» TASK STATEMENT
Rewrite the entries from their start through the line containing "speaker-icon <box>452 36 464 49</box>", replacing "Output" with "Print" and leaving everything else unchanged.

[Entries of elements and coordinates]
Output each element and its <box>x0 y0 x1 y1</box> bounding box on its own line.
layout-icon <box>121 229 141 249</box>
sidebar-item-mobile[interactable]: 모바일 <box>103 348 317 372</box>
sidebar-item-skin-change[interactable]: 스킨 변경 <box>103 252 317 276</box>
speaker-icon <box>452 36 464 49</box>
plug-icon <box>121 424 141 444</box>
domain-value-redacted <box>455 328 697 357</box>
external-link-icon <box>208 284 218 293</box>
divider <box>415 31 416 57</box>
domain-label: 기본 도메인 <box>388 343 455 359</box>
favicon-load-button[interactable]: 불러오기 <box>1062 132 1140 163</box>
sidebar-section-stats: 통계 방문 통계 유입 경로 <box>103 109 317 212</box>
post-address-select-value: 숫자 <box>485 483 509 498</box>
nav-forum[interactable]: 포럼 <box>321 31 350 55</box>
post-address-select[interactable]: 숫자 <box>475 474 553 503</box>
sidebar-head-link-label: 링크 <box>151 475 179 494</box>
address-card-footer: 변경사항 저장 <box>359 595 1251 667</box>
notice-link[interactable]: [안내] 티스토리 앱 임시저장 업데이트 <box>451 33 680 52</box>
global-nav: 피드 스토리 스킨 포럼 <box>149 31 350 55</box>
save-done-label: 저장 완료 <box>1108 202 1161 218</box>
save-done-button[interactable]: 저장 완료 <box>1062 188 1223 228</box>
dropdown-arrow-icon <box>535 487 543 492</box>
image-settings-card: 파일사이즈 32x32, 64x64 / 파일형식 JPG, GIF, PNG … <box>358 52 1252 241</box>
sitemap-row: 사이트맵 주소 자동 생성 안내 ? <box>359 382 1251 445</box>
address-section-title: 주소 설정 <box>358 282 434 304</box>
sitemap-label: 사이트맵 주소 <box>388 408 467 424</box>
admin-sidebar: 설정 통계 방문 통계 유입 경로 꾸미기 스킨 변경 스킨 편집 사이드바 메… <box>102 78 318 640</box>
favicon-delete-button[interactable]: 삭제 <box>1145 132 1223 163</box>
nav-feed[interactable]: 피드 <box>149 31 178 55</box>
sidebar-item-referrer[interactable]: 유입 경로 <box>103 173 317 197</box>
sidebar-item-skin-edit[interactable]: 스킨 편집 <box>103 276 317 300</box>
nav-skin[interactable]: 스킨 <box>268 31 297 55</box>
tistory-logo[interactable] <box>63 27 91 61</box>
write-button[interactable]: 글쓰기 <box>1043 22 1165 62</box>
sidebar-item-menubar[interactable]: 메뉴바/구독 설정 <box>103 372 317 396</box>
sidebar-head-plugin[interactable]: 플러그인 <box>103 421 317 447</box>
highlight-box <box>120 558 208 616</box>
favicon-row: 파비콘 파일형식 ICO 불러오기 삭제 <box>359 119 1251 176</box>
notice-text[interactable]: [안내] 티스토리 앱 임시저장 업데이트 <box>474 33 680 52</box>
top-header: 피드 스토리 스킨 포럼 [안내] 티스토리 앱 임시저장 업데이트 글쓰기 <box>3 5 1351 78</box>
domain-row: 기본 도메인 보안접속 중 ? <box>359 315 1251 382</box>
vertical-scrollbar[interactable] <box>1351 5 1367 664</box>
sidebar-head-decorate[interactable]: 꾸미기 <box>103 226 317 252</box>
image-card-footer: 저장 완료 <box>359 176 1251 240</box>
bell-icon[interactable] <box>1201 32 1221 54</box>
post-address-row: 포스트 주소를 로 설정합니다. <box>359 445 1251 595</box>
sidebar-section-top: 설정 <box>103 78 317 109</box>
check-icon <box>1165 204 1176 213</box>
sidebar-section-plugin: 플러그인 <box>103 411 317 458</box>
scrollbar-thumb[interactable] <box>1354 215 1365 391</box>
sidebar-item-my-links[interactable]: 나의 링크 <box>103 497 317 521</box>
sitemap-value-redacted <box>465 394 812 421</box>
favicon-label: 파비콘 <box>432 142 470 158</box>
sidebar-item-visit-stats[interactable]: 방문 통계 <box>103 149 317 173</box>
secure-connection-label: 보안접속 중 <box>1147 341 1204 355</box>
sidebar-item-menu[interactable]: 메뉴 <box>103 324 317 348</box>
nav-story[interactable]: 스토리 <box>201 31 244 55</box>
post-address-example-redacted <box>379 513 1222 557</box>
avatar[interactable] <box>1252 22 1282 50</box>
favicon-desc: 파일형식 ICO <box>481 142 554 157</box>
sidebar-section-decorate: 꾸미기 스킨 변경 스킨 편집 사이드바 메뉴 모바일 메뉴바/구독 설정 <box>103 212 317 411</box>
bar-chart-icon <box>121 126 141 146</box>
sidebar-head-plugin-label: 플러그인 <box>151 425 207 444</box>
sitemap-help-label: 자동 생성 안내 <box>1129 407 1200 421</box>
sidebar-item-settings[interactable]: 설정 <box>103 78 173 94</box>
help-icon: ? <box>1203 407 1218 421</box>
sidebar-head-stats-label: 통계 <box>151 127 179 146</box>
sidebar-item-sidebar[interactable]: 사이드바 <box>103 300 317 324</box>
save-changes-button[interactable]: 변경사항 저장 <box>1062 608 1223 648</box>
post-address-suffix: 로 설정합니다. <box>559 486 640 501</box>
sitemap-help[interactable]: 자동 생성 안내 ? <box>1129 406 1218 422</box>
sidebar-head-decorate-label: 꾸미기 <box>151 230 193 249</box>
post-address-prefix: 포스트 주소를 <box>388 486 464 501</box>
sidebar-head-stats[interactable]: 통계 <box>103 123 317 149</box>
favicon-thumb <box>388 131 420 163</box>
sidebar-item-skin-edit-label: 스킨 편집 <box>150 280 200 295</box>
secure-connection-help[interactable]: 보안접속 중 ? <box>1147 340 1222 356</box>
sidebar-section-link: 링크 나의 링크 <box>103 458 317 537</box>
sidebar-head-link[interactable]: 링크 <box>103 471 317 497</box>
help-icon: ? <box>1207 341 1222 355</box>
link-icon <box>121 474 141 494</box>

» SOLUTION BELOW
Print each element and its <box>x0 y0 x1 y1</box> bounding box on its own line.
layout-icon <box>121 229 141 249</box>
sidebar-item-mobile[interactable]: 모바일 <box>103 348 317 372</box>
sidebar-item-skin-change[interactable]: 스킨 변경 <box>103 252 317 276</box>
speaker-icon <box>452 36 464 49</box>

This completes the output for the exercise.